Document passage.
Since we had 46, 271 URLs to scrape, we did the scraping on Visual Studio Code so that the runtime would not exceed Colab's maximum. We divided this task between us and concatenated our dataframes into a final df_books.

We will scrape data on the following features:
1.   title
2.   author
3. book index
4. average rating of the book
5. genres associated with the book
6. short description of the book
7. book's publication year
8. the first sentence of the book
9. the number of reviews the book has
10. a url to the book's cover


In [None]:
#ran this code on VS Code
#scrape individual book pages for details on book title, author, rating, blurb, book cover image url
#drop books with less than 10 reviews/no rating

import numpy as np
import pandas as pd

add_book_info = pd.DataFrame(columns=["title", 'author', 'book_index', 'book_url', 'avg_rating', 'genre', 'description', 'publication_year','first_sentence',"number_of_reviews",'image_url', 'srcset'])

for i, url in tqdm(list(enumerate(add_book_urls))):
  if i % 100 == 0:
   save(add_book_info, 'add_book_info')

Provided information.
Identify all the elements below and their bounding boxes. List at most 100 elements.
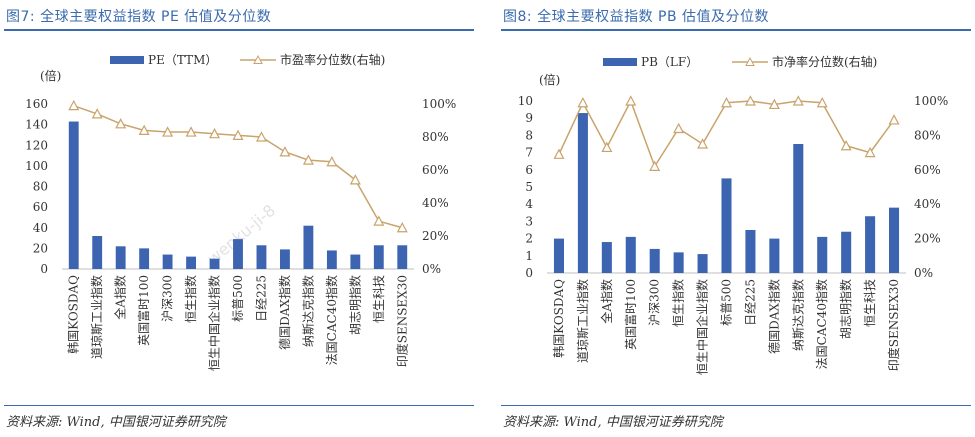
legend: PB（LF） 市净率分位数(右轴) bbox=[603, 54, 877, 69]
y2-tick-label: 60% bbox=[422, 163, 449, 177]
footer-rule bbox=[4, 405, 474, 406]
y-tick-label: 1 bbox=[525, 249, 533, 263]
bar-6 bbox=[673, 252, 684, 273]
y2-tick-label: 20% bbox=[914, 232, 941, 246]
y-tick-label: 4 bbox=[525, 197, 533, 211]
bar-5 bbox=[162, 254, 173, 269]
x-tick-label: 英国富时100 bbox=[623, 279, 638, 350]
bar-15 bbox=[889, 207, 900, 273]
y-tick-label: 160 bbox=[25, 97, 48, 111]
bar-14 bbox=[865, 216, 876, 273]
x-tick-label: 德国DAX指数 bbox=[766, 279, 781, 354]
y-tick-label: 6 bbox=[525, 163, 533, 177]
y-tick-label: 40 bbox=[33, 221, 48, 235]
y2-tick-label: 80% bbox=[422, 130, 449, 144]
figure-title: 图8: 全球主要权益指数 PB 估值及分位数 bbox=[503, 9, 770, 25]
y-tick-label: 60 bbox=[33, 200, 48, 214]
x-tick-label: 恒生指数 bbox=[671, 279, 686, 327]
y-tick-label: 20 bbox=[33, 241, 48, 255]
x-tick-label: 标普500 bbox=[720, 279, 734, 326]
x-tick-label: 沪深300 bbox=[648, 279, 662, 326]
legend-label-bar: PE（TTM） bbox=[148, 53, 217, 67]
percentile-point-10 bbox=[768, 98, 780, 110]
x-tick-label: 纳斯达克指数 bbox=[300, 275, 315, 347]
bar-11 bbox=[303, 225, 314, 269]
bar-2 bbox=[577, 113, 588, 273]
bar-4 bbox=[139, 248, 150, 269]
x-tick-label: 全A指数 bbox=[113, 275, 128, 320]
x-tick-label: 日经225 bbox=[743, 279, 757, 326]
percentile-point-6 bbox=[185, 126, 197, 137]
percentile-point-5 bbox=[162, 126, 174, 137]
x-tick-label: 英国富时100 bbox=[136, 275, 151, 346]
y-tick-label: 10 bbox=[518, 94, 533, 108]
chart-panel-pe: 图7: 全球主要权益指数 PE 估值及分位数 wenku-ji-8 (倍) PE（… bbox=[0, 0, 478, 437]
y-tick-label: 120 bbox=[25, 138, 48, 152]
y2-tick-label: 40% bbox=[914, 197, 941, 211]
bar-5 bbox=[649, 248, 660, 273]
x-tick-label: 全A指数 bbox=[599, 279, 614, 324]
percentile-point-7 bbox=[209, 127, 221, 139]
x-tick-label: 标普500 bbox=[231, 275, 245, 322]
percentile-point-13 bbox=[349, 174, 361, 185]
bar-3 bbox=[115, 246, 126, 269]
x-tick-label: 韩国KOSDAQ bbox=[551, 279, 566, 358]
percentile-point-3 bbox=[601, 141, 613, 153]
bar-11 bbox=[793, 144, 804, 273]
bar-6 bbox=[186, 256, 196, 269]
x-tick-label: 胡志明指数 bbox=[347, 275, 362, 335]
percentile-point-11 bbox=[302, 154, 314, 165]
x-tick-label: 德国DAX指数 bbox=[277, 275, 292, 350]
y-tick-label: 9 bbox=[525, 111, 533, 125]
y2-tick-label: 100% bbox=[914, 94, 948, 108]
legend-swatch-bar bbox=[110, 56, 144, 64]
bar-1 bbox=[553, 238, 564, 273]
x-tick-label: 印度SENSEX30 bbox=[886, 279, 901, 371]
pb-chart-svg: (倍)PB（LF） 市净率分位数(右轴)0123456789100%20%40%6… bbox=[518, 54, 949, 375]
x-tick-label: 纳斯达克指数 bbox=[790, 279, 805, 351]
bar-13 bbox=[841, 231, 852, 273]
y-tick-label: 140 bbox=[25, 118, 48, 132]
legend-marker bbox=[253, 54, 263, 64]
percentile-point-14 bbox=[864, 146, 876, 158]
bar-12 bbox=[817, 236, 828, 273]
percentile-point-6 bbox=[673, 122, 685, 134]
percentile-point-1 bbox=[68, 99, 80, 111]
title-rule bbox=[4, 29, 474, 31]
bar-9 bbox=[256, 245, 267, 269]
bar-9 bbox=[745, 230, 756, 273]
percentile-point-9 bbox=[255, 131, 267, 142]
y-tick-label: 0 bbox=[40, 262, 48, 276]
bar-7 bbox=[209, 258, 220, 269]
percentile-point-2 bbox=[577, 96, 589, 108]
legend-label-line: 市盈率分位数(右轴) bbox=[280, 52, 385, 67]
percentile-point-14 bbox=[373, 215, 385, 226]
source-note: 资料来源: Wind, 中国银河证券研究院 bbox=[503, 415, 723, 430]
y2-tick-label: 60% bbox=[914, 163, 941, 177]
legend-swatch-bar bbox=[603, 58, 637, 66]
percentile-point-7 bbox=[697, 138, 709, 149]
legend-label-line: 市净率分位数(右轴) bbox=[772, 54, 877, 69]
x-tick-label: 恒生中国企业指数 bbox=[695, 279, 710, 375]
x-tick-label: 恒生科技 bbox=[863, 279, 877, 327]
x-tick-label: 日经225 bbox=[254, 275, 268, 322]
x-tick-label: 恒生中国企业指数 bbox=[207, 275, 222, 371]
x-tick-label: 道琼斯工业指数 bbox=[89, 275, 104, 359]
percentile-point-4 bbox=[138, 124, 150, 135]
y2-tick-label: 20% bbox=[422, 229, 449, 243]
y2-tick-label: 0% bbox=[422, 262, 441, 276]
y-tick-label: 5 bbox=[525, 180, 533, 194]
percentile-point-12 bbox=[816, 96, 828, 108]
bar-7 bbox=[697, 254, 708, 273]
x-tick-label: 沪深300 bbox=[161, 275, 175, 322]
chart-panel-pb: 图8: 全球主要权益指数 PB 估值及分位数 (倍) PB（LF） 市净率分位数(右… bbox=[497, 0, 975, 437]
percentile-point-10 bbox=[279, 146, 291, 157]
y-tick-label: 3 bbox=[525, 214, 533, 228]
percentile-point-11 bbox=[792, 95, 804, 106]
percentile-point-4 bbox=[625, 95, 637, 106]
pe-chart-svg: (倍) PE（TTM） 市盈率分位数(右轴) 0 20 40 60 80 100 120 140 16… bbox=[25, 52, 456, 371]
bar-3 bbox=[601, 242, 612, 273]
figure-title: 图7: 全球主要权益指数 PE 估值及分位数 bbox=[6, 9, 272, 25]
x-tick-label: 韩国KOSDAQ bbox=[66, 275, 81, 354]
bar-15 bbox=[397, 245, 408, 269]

Stated exercise. According to the book-scraping passage, why was the scraping run in Visual Studio Code?

The response. It was run there so that the runtime would not exceed Colab's maximum.